=== Data records ===

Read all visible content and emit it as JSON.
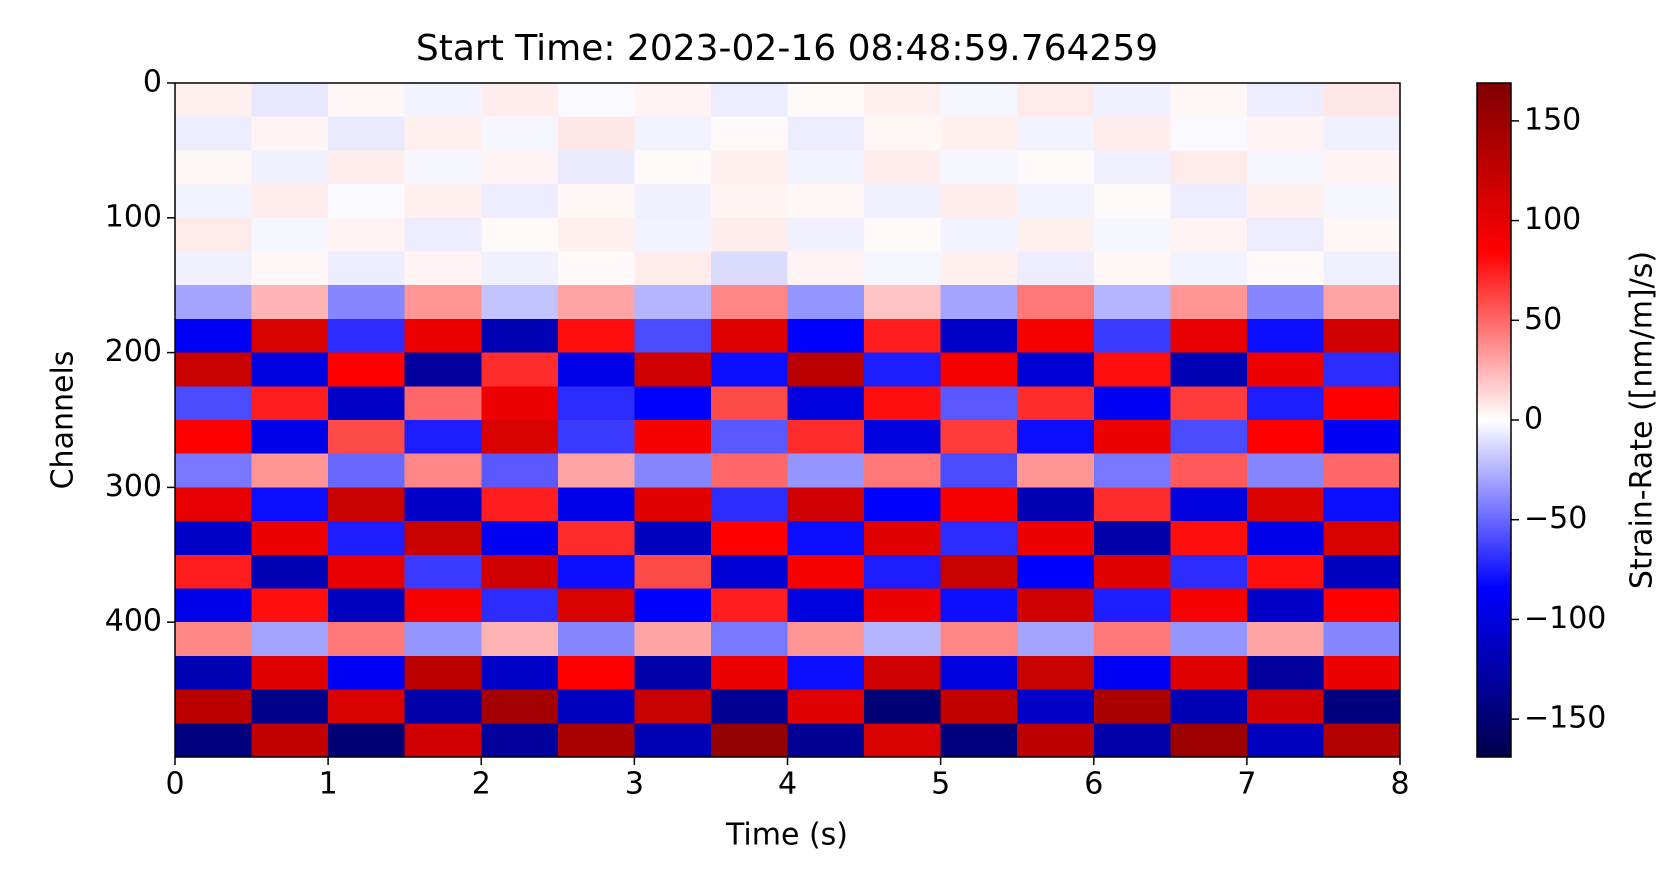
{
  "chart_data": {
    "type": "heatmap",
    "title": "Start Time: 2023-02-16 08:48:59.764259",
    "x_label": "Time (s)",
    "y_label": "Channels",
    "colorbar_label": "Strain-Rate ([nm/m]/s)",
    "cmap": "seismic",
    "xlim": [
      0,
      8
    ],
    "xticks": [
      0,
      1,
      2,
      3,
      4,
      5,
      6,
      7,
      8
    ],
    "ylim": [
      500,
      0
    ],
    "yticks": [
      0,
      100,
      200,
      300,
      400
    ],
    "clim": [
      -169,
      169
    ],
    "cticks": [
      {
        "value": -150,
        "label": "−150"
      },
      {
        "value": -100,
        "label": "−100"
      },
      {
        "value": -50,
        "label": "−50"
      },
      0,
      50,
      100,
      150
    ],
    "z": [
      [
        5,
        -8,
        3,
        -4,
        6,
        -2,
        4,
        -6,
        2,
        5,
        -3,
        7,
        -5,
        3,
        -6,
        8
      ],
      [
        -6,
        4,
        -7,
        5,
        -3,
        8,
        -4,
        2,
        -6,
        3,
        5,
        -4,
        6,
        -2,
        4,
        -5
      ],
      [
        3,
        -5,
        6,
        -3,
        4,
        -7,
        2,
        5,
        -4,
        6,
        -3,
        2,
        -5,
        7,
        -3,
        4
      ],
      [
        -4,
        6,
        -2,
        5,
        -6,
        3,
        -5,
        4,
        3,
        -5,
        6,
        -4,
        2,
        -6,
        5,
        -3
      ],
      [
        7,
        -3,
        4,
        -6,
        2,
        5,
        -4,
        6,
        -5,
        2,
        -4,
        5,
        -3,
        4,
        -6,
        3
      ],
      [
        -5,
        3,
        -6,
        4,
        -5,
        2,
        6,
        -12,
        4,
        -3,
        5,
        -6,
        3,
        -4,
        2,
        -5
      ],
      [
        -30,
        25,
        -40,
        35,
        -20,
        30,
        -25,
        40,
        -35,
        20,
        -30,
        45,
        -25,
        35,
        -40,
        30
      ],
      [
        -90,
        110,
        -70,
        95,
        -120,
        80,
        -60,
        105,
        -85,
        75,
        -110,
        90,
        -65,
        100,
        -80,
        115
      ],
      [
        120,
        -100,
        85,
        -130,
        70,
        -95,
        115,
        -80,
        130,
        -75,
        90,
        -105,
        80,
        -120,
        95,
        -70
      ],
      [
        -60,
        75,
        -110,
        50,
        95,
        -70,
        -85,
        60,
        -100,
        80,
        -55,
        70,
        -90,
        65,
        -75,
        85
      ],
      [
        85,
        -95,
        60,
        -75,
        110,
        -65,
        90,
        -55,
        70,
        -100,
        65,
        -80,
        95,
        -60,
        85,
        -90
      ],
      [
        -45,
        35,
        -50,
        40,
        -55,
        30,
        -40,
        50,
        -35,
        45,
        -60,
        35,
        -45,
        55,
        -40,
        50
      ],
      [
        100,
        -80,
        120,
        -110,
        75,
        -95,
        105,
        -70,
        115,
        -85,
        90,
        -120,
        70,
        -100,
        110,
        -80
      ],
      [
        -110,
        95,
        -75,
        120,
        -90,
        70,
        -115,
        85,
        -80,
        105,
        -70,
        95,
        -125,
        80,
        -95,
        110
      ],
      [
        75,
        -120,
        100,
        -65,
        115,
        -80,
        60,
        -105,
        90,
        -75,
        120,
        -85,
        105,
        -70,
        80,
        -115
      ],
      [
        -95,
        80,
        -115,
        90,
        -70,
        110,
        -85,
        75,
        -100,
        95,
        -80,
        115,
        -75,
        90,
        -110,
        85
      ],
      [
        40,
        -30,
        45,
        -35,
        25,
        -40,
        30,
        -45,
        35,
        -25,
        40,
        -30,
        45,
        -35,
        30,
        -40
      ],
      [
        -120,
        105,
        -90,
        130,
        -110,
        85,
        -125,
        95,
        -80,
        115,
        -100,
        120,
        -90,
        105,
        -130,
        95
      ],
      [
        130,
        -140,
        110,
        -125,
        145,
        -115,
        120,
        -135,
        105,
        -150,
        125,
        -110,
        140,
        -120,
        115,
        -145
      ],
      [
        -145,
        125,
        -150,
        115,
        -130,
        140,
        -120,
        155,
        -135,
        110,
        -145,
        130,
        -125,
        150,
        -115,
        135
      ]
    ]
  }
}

===
=== Data records ===

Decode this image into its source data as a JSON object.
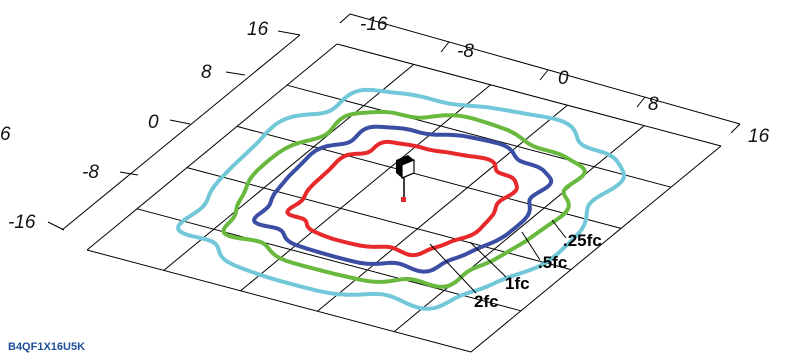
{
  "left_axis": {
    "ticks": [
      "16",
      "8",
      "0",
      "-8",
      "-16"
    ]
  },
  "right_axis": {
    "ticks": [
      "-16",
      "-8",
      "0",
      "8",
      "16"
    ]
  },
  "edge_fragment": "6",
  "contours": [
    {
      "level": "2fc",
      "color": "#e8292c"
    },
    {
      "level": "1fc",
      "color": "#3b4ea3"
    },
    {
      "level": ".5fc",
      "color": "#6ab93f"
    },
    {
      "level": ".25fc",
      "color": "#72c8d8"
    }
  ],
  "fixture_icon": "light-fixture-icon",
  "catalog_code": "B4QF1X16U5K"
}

===
=== Data records ===

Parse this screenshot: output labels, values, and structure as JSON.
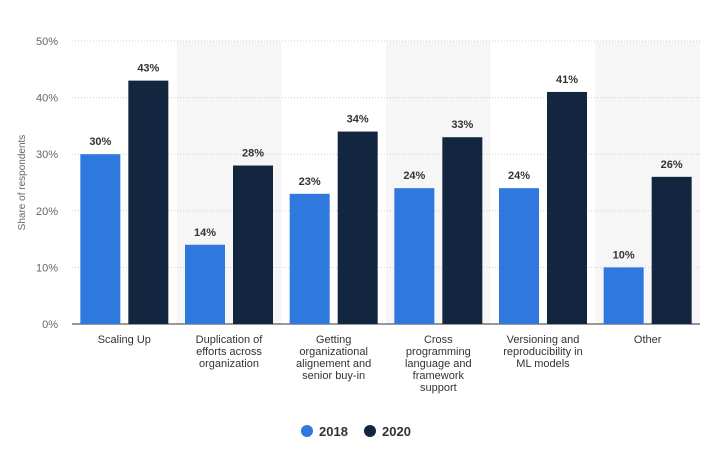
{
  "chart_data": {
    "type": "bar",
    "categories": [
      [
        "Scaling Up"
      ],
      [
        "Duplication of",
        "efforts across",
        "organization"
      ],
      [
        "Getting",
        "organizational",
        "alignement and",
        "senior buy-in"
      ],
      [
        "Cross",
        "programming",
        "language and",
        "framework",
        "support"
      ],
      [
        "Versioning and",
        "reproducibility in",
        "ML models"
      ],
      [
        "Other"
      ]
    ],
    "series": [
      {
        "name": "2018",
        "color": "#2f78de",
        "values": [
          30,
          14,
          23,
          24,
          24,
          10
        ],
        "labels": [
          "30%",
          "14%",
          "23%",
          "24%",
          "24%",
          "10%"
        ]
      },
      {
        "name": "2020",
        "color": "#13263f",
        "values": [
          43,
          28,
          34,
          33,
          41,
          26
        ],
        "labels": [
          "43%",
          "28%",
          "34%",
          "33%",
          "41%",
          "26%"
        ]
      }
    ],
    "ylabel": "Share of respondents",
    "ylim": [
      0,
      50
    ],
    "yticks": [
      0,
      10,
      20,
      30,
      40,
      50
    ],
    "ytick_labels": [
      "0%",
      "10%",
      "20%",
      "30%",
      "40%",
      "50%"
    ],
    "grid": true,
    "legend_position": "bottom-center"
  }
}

===

→ Set problem: From the records, copy every line that has the string "Time" in it.

→ Answer for the task:
    "title": "Start Time: 2023-02-16 08:48:59.764259",
    "x_label": "Time (s)",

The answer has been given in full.